Find every line in the records below that holds the word "this", and copy each one.

◆ ◆ ◆ ◆ ◆ ◆ ◆

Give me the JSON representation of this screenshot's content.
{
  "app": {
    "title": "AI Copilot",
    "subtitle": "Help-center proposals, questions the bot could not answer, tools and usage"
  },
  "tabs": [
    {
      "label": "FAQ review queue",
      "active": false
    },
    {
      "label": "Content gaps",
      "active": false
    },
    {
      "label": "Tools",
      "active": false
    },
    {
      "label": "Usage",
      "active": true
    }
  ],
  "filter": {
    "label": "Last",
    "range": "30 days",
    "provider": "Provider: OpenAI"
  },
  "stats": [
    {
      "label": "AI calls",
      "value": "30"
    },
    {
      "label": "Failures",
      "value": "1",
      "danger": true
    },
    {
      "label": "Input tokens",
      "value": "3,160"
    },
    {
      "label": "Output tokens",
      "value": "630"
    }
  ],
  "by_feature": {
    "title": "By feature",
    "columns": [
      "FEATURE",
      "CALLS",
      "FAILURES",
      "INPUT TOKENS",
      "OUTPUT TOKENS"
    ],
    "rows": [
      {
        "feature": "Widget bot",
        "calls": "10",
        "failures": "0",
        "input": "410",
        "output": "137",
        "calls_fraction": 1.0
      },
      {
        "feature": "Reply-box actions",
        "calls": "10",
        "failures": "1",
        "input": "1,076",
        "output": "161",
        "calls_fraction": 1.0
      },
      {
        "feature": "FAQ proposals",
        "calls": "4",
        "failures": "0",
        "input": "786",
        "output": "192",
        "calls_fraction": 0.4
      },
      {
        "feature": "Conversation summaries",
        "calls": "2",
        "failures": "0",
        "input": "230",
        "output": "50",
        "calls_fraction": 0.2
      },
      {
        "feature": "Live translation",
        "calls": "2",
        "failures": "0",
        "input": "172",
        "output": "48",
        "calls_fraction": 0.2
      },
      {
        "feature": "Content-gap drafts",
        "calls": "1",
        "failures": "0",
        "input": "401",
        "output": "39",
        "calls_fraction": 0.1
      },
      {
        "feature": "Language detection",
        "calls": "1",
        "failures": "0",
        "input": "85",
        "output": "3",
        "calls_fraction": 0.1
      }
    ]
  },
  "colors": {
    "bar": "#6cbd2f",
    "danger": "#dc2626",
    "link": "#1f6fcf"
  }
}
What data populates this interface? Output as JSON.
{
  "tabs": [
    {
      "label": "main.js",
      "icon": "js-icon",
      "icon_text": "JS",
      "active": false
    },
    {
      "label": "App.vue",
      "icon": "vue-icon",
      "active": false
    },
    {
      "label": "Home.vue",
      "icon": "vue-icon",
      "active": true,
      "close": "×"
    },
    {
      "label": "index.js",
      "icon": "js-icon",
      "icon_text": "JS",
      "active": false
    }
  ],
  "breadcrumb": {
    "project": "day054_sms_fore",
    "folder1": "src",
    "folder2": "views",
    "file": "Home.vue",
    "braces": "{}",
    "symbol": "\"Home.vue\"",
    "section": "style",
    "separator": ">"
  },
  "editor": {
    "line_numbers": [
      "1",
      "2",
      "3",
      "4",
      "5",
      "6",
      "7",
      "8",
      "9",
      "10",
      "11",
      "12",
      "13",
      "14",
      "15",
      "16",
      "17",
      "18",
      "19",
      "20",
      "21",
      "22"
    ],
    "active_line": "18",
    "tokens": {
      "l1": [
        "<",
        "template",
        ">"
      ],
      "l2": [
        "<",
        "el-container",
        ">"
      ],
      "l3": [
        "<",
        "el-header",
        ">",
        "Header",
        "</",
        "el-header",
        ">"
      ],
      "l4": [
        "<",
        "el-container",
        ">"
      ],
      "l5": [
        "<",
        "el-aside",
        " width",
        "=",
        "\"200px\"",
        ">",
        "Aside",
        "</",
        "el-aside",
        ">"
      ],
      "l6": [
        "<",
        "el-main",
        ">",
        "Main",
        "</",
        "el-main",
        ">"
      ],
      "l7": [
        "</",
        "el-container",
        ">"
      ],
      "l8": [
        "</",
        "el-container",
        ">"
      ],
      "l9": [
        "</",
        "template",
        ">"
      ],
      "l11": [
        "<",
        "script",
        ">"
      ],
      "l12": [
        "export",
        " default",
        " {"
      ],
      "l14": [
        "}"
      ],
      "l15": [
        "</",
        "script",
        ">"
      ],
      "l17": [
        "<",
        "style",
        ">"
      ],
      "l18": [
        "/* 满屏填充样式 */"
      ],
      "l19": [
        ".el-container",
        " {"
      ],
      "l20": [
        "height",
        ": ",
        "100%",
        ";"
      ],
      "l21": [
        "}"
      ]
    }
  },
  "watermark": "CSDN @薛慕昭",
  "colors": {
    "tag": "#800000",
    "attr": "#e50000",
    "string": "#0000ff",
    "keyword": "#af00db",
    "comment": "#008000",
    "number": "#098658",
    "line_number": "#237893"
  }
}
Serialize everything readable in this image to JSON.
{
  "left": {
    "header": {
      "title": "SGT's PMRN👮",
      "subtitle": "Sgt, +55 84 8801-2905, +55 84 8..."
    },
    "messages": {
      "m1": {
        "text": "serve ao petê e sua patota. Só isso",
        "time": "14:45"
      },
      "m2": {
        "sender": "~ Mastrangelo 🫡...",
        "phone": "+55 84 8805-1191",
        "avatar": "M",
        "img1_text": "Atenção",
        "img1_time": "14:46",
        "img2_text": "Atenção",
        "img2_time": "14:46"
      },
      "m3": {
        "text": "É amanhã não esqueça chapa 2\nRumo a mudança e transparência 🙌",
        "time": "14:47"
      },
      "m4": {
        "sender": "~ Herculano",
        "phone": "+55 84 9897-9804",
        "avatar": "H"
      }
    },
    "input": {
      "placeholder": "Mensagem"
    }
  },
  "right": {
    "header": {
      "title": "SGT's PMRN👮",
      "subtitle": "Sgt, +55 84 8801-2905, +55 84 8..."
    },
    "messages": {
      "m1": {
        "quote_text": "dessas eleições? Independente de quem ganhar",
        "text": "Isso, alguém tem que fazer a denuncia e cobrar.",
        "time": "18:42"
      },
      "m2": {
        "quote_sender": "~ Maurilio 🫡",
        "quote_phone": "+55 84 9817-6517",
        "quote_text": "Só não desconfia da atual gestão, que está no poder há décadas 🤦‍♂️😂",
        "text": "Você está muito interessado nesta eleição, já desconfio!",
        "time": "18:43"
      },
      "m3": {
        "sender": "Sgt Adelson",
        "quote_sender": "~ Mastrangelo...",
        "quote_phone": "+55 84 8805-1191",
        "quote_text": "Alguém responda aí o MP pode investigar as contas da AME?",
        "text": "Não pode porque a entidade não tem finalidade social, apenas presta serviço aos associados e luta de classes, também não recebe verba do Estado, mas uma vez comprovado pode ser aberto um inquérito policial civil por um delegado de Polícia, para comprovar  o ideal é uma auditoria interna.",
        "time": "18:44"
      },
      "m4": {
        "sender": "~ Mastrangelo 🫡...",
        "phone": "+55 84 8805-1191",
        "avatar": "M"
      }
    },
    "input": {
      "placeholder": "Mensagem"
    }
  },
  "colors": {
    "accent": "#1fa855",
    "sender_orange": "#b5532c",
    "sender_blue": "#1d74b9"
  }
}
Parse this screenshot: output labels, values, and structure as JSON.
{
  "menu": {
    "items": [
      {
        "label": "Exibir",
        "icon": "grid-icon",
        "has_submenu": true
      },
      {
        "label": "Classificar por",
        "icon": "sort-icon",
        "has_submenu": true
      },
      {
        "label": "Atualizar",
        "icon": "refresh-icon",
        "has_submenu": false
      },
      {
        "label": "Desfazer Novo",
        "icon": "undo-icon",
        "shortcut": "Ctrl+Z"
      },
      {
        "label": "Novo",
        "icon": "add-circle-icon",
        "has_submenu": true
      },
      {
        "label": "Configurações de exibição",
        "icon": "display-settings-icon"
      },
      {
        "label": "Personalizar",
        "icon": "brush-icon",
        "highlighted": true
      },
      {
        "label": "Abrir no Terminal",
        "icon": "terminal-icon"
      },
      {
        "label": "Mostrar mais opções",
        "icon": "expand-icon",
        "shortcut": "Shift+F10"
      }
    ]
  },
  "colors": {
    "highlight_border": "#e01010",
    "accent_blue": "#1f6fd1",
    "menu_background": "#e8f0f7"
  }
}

◆ ◆ ◆ ◆ ◆ ◆ ◆

(Answer to the exercise):
Give me the JSON representation of this screenshot's content.
What data populates this interface? Output as JSON.
Serialize everything readable in this image to JSON.
Parse this screenshot: output labels, values, and structure as JSON.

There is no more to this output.